_Given task_.
Return the entries below in their exact form, leaving the pictures out.

_Material provided_.
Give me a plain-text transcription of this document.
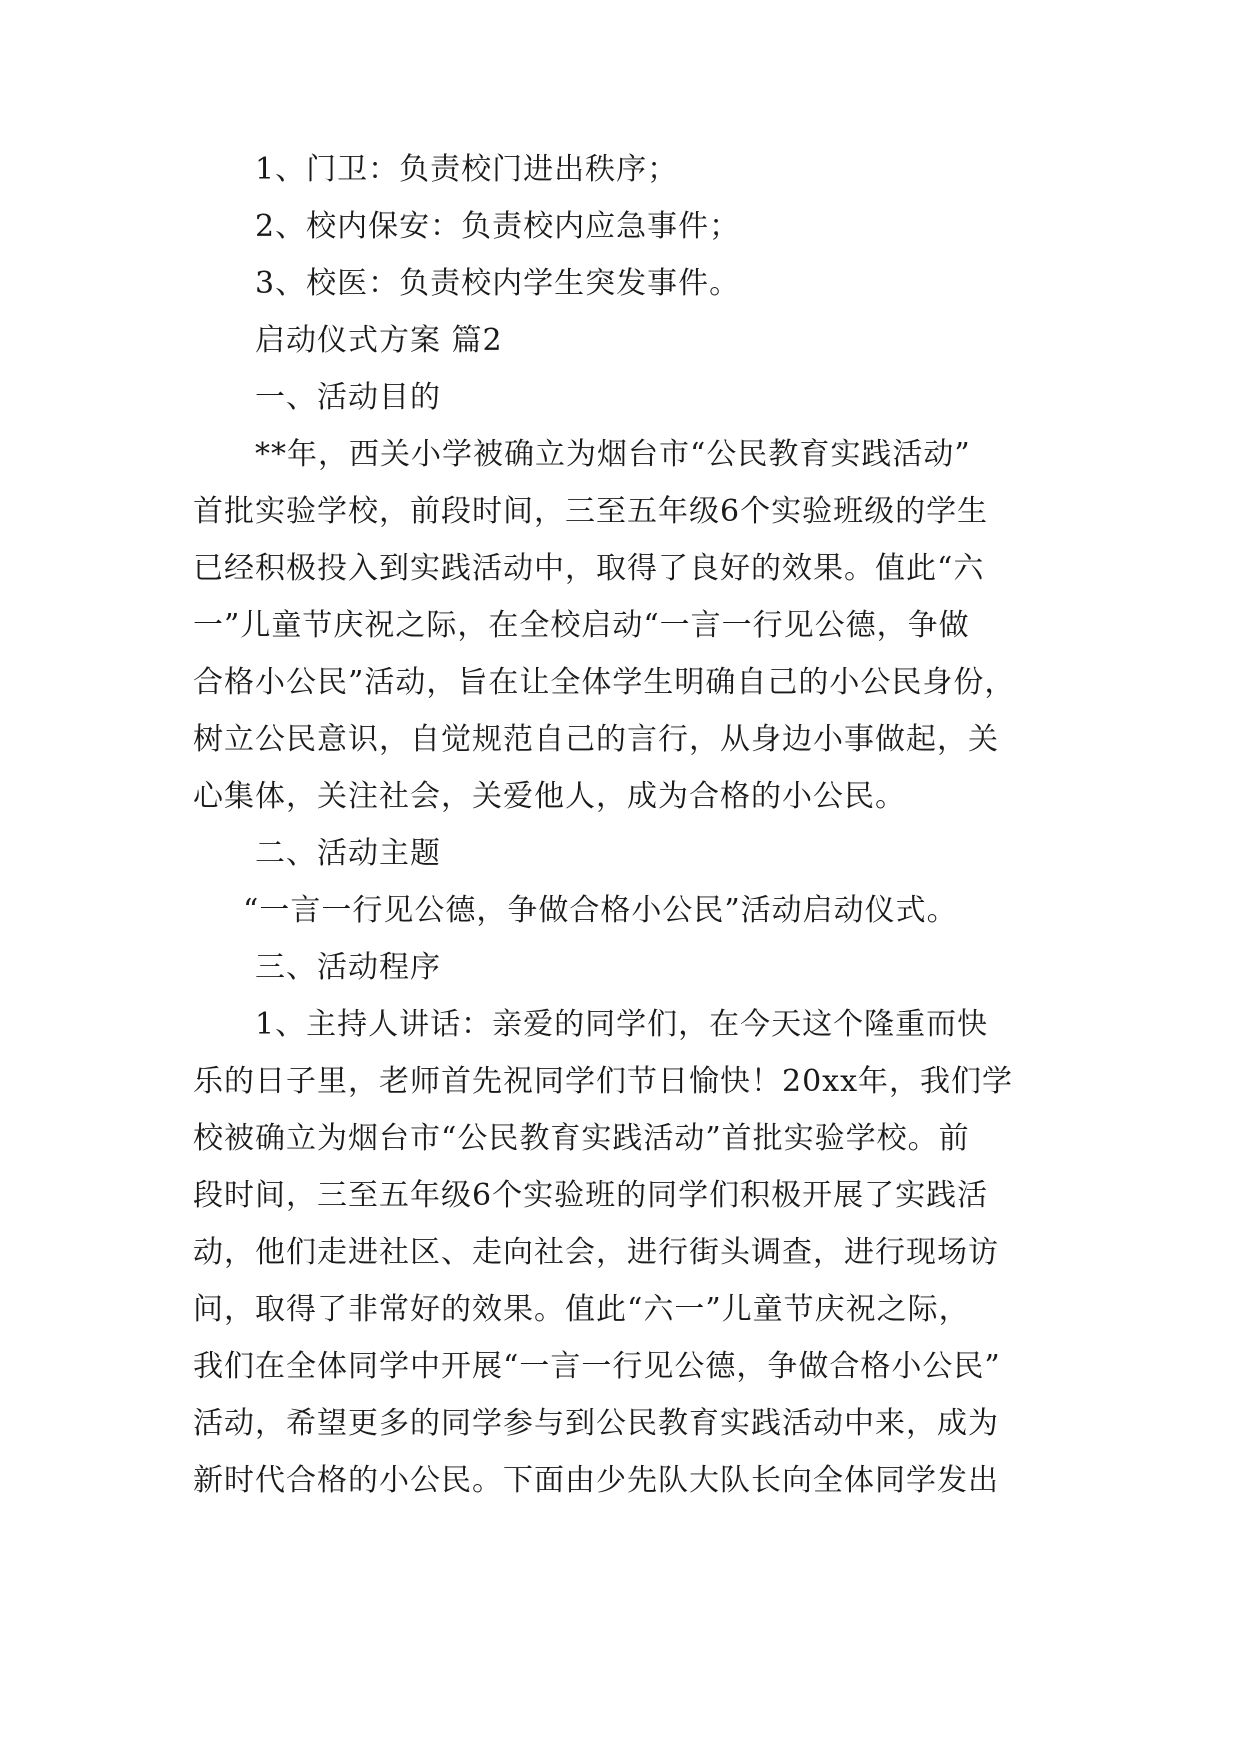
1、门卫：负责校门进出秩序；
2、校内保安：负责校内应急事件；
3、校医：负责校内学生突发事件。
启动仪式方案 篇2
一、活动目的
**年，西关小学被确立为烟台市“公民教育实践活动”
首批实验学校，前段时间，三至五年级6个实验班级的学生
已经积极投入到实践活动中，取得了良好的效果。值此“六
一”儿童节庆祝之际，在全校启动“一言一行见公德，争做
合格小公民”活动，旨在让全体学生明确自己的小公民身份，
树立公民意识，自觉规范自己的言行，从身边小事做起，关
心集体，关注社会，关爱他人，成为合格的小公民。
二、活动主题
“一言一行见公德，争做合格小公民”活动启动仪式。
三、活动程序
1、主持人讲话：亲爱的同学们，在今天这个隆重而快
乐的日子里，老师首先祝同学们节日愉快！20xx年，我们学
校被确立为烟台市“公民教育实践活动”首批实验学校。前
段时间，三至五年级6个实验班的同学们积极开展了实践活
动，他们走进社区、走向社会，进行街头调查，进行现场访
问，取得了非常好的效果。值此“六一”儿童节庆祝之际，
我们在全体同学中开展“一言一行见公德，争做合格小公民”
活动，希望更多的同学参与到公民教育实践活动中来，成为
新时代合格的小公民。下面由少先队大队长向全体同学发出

_Written reply_.
Give me a plain-text transcription of this document.
1、门卫：负责校门进出秩序；
2、校内保安：负责校内应急事件；
3、校医：负责校内学生突发事件。
启动仪式方案 篇2
一、活动目的
**年，西关小学被确立为烟台市“公民教育实践活动”
首批实验学校，前段时间，三至五年级6个实验班级的学生
已经积极投入到实践活动中，取得了良好的效果。值此“六
一”儿童节庆祝之际，在全校启动“一言一行见公德，争做
合格小公民”活动，旨在让全体学生明确自己的小公民身份，
树立公民意识，自觉规范自己的言行，从身边小事做起，关
心集体，关注社会，关爱他人，成为合格的小公民。
二、活动主题
“一言一行见公德，争做合格小公民”活动启动仪式。
三、活动程序
1、主持人讲话：亲爱的同学们，在今天这个隆重而快
乐的日子里，老师首先祝同学们节日愉快！20xx年，我们学
校被确立为烟台市“公民教育实践活动”首批实验学校。前
段时间，三至五年级6个实验班的同学们积极开展了实践活
动，他们走进社区、走向社会，进行街头调查，进行现场访
问，取得了非常好的效果。值此“六一”儿童节庆祝之际，
我们在全体同学中开展“一言一行见公德，争做合格小公民”
活动，希望更多的同学参与到公民教育实践活动中来，成为
新时代合格的小公民。下面由少先队大队长向全体同学发出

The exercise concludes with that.